Problem description – List all lines of the data that include the string "Taxa".

»»

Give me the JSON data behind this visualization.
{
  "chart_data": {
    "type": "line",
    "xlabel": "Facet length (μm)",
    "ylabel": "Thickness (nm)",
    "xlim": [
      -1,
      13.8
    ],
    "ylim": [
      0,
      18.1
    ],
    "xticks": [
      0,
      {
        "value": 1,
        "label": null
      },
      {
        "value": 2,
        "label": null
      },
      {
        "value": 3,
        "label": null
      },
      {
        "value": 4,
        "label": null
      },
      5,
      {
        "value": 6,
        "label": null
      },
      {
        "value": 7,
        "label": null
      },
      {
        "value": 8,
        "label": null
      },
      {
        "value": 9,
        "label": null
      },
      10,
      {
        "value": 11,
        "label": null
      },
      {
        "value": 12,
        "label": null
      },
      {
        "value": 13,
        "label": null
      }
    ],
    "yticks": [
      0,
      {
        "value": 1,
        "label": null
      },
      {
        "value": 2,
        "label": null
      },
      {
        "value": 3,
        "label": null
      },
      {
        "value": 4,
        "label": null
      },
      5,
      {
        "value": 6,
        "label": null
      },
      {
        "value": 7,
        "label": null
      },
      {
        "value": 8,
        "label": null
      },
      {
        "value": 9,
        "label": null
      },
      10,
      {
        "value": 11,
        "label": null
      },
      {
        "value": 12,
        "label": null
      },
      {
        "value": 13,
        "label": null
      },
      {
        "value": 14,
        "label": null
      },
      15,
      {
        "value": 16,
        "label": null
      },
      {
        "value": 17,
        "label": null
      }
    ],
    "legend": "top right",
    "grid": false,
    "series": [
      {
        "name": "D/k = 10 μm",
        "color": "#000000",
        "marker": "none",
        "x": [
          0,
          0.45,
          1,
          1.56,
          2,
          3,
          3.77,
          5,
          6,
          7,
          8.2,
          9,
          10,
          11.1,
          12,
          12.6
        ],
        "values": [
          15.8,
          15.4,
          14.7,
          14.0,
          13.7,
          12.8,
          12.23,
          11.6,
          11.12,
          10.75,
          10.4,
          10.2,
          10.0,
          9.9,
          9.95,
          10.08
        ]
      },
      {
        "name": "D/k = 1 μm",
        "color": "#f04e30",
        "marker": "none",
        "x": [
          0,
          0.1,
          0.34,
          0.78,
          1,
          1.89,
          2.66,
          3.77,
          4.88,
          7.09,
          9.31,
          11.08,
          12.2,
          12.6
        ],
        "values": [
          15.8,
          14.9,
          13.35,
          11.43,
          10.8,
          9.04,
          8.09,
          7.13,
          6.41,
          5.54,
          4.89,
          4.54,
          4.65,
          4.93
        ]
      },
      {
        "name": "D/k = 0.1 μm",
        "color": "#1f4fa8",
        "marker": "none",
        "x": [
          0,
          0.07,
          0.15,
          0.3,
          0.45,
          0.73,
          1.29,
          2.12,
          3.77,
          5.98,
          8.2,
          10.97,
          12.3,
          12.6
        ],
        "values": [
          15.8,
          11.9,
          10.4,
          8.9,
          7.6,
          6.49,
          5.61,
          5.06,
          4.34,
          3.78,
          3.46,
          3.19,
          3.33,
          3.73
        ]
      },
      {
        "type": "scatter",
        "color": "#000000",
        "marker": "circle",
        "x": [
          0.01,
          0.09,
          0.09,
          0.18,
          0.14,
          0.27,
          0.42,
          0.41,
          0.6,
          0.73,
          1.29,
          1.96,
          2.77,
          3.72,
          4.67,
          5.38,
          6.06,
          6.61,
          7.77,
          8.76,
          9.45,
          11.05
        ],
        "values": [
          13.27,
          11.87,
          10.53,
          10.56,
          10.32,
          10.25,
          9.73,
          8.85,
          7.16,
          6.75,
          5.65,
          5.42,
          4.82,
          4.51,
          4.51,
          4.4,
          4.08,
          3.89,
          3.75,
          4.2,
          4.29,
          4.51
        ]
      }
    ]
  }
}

««
»»

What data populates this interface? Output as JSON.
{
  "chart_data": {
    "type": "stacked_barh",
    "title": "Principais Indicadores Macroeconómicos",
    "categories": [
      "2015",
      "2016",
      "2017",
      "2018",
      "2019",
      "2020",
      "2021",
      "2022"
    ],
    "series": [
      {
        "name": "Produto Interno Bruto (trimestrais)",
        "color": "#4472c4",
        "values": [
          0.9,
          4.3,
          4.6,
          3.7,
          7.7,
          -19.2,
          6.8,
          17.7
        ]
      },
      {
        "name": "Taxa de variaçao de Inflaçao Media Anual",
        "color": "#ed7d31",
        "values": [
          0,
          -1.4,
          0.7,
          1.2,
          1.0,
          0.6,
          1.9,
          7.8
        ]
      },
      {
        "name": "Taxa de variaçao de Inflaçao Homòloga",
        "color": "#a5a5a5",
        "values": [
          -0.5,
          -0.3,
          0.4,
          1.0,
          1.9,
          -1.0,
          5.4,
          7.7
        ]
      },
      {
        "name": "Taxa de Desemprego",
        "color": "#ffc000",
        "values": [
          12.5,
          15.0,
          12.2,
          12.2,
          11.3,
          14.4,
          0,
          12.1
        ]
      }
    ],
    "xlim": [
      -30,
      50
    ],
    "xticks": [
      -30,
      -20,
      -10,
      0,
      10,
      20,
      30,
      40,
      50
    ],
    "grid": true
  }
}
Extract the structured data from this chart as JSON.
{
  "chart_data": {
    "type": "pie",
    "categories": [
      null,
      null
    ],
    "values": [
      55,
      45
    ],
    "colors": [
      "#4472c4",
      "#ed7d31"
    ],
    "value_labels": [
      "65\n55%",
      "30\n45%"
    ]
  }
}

««
»»

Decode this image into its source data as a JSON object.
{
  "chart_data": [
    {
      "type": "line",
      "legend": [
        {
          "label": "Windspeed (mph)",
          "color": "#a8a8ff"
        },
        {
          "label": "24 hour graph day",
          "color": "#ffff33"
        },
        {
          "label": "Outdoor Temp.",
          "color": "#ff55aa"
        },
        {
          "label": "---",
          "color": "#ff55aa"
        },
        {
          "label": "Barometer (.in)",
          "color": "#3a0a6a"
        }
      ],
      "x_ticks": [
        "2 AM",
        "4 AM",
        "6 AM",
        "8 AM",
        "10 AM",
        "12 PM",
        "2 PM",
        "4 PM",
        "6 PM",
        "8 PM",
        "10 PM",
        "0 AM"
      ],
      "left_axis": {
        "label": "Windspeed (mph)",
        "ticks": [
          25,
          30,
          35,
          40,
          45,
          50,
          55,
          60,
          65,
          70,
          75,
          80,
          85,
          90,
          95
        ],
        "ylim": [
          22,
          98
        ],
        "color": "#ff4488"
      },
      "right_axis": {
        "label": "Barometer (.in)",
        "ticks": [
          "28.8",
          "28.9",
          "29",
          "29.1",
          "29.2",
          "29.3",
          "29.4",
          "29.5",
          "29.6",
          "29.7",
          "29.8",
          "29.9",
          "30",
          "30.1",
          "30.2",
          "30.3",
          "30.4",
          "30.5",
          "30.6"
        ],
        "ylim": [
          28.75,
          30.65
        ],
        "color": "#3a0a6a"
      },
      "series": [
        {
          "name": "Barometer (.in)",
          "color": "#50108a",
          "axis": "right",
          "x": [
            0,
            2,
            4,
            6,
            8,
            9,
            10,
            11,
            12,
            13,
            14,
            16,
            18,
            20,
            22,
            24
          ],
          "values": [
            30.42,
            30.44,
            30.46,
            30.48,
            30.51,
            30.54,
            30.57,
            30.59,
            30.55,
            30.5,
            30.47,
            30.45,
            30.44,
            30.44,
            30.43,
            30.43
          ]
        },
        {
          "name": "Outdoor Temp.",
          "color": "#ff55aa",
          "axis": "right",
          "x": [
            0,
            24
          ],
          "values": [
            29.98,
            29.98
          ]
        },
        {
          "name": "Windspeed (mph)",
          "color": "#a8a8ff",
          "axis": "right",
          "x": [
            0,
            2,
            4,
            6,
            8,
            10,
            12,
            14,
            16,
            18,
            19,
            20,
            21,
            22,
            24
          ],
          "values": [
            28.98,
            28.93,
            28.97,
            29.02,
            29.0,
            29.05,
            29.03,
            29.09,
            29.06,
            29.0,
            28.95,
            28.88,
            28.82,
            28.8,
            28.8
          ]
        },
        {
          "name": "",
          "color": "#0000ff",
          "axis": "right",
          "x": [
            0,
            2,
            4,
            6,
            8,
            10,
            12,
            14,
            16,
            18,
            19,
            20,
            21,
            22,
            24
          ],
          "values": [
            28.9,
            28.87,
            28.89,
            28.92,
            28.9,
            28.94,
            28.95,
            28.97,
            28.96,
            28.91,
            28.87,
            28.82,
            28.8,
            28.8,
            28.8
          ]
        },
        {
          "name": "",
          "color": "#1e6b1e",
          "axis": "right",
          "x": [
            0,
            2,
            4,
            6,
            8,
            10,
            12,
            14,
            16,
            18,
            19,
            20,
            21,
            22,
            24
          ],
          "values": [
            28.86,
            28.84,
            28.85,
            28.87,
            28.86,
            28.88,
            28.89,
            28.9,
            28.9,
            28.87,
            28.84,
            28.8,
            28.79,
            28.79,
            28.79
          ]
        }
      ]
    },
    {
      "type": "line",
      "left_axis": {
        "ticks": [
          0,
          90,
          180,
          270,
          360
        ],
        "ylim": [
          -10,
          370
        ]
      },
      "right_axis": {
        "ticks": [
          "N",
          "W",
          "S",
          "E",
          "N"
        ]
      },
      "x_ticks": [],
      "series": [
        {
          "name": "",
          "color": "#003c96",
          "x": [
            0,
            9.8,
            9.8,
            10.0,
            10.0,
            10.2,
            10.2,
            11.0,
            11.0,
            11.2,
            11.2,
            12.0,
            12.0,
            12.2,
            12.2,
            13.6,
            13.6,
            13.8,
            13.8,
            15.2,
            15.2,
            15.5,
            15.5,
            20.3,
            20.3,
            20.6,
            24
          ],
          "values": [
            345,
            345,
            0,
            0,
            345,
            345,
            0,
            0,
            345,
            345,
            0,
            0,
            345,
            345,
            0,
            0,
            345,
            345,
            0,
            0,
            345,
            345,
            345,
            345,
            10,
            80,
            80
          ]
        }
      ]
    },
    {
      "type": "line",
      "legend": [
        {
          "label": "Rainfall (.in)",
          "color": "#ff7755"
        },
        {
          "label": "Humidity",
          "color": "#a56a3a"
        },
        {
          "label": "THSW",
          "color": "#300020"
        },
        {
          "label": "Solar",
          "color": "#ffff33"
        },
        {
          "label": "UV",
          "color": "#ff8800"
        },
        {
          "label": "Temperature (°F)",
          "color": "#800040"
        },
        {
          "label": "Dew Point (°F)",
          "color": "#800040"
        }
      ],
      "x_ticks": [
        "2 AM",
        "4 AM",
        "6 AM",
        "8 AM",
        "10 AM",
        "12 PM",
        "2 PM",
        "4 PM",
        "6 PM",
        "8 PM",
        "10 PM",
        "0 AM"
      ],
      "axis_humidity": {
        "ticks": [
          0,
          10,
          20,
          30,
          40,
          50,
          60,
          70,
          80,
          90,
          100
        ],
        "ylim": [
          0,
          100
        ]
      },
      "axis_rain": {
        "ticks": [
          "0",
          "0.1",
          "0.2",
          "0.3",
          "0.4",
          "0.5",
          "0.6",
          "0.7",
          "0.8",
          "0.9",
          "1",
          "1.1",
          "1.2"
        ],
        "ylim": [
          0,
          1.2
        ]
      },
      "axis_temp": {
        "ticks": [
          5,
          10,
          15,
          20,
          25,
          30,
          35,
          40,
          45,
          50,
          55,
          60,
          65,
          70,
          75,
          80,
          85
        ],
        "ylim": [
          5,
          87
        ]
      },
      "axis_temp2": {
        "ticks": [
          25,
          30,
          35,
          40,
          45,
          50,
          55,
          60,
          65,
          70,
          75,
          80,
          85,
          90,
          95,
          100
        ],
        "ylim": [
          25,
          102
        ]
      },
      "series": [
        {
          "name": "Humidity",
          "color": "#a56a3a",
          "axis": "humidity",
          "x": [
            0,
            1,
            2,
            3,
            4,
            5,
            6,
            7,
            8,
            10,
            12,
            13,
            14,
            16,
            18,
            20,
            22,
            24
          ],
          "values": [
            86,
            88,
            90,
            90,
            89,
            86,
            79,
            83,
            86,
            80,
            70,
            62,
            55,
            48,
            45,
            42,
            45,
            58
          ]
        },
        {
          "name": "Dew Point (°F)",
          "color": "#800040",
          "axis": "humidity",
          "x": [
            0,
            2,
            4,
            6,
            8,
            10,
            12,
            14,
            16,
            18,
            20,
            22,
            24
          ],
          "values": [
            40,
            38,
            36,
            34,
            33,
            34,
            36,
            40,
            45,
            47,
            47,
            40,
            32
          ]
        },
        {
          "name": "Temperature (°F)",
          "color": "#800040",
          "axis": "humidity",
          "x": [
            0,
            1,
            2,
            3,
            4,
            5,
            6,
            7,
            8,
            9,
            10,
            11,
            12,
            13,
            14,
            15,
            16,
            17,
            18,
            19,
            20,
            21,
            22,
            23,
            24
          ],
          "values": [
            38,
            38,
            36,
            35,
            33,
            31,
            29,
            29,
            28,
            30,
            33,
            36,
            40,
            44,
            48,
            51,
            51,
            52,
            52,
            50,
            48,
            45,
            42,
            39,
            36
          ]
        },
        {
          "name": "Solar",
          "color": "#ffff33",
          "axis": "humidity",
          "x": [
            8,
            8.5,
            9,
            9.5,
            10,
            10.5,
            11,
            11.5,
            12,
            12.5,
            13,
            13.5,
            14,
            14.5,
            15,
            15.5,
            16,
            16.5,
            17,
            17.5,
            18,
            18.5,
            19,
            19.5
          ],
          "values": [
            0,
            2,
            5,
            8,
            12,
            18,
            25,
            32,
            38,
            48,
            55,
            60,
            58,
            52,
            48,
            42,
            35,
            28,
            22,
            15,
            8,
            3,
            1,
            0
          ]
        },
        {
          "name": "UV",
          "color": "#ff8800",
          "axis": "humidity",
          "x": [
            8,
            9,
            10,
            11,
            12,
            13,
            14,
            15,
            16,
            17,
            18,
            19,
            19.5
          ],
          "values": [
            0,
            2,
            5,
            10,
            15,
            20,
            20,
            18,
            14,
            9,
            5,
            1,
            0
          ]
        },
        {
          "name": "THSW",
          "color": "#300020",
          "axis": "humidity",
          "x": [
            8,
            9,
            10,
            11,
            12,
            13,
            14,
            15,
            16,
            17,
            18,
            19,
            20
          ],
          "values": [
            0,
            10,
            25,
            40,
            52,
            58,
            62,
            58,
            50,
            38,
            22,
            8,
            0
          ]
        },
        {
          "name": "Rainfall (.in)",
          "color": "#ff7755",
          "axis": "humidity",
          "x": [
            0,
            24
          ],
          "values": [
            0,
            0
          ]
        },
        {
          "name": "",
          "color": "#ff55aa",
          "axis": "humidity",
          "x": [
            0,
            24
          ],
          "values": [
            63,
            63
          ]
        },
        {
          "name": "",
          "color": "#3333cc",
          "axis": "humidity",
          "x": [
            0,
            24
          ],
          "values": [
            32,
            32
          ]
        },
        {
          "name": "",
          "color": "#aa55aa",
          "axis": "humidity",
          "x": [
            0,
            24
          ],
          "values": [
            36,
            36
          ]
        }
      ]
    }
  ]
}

««

Expected output –
        "name": "Taxa de variaçao de Inflaçao Media Anual",
        "name": "Taxa de variaçao de Inflaçao Homòloga",
        "name": "Taxa de Desemprego",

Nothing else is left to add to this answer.